_OBJECTIVE_.
Keep only the lines of the data below that contain "content", and copy them.

_SUPPLIED DATA_.
┌──
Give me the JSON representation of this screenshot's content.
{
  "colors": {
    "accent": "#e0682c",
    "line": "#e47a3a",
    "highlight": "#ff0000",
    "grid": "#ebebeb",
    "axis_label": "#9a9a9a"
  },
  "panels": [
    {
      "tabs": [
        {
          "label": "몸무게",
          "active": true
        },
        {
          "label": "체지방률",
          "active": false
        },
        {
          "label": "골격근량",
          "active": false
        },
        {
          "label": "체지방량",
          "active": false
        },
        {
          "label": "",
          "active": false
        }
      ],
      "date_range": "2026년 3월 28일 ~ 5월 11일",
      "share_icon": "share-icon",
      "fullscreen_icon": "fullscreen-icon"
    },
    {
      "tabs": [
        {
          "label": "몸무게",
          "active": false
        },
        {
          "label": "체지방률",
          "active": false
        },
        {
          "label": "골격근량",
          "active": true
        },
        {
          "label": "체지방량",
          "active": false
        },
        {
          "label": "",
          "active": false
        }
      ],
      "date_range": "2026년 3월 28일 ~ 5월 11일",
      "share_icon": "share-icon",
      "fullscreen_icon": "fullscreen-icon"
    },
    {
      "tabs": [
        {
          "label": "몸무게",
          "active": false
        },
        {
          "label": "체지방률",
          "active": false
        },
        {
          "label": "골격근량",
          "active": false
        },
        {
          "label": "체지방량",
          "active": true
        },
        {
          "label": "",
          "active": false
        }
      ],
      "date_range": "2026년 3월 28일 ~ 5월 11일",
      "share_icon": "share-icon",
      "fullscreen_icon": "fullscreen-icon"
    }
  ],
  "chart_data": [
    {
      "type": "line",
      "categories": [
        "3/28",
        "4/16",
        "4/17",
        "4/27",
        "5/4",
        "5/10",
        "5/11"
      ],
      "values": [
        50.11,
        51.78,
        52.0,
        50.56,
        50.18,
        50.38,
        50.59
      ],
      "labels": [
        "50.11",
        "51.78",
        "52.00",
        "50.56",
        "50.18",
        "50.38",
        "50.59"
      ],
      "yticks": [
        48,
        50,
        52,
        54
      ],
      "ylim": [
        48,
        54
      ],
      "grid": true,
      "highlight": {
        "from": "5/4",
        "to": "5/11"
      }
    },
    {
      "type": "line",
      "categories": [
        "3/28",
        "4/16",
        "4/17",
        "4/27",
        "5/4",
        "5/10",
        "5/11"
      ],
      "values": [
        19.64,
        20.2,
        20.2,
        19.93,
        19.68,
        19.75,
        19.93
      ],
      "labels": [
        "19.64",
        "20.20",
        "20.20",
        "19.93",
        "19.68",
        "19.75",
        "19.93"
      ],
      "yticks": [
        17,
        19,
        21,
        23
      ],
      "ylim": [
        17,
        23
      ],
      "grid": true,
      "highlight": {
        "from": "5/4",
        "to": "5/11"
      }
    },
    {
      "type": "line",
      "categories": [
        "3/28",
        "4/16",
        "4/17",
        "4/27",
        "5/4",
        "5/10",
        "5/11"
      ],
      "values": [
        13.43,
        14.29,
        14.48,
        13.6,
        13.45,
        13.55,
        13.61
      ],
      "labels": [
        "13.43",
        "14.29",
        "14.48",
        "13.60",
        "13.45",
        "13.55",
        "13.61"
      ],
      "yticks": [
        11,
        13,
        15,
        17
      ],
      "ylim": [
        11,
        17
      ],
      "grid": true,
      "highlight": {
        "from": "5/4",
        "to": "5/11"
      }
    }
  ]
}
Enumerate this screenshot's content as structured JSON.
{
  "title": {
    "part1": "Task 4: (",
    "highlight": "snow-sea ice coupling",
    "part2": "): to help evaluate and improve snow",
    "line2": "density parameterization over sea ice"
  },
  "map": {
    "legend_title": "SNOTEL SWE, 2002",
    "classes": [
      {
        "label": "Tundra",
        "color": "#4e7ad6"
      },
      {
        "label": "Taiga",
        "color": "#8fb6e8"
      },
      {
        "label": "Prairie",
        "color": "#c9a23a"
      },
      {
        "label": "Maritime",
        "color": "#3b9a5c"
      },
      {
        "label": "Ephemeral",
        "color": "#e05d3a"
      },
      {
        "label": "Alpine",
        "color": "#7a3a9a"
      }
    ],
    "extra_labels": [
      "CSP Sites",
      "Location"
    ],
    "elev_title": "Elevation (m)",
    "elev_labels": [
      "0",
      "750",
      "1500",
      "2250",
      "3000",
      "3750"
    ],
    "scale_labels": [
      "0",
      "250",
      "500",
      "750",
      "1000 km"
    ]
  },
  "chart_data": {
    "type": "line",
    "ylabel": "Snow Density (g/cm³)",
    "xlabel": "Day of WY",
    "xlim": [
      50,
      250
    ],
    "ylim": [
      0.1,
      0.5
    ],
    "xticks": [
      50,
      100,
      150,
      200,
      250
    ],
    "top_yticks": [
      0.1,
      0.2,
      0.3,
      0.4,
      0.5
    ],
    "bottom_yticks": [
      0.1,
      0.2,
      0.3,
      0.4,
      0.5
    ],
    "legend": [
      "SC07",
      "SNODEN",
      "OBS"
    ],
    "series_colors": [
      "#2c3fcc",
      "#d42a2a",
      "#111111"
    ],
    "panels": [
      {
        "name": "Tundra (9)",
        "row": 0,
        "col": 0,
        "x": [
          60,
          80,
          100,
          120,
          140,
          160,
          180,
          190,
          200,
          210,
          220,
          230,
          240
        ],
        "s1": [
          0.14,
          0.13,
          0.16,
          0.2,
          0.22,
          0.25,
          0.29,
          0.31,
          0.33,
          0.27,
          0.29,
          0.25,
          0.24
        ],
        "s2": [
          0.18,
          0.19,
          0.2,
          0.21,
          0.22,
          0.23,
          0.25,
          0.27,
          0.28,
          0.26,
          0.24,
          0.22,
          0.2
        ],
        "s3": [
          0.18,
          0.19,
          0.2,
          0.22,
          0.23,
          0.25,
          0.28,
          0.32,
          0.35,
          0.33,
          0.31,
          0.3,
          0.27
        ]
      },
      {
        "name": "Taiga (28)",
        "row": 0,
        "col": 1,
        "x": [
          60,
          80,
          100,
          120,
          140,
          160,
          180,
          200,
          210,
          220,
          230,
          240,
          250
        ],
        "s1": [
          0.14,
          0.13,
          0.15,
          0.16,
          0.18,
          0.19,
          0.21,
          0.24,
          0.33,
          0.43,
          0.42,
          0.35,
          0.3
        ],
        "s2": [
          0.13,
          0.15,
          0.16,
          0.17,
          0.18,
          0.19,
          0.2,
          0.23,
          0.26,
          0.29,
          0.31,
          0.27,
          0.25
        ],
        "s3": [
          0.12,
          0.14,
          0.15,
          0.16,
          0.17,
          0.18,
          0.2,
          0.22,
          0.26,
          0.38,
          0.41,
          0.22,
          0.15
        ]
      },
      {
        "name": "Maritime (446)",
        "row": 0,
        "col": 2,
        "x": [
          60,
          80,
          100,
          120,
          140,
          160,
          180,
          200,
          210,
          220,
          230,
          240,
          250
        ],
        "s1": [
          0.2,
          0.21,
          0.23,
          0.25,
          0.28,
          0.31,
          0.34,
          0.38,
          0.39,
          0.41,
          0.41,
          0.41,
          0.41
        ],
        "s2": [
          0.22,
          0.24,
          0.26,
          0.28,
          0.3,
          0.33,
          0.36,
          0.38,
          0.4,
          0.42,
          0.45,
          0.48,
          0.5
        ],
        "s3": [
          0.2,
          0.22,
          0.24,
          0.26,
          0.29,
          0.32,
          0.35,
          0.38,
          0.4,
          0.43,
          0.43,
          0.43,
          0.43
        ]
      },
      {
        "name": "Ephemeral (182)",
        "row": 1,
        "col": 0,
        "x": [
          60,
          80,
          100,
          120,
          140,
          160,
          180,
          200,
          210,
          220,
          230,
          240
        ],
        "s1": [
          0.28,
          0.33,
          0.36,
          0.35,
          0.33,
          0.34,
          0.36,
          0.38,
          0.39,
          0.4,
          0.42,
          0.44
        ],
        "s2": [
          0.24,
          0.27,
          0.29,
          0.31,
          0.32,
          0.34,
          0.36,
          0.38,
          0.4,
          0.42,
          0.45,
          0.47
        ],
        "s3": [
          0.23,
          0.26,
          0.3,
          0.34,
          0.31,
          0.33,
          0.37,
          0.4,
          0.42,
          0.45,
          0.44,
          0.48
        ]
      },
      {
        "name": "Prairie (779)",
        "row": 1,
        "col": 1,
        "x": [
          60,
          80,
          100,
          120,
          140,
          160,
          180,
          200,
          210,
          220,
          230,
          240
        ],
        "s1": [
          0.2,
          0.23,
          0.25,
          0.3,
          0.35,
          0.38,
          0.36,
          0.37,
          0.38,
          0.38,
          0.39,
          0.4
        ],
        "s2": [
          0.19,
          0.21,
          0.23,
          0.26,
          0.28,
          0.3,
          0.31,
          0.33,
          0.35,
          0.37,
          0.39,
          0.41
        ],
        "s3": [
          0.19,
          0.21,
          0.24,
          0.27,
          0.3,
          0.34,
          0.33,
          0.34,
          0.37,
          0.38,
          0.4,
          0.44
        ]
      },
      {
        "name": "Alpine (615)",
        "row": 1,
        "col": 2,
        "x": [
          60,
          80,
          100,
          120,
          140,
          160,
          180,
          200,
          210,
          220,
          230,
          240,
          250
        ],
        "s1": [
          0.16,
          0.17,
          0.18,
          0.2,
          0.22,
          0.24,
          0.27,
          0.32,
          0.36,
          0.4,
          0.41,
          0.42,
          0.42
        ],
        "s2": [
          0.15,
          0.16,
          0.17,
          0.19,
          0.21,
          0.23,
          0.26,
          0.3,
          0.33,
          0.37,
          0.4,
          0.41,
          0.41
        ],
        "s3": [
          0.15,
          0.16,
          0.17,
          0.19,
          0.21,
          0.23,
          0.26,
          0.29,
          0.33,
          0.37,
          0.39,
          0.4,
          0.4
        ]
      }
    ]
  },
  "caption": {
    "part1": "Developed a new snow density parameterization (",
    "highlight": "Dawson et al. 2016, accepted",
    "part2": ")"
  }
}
└──
_SOLUTION_.
Give me the JSON representation of this screenshot's content.
Enumerate this screenshot's content as structured JSON.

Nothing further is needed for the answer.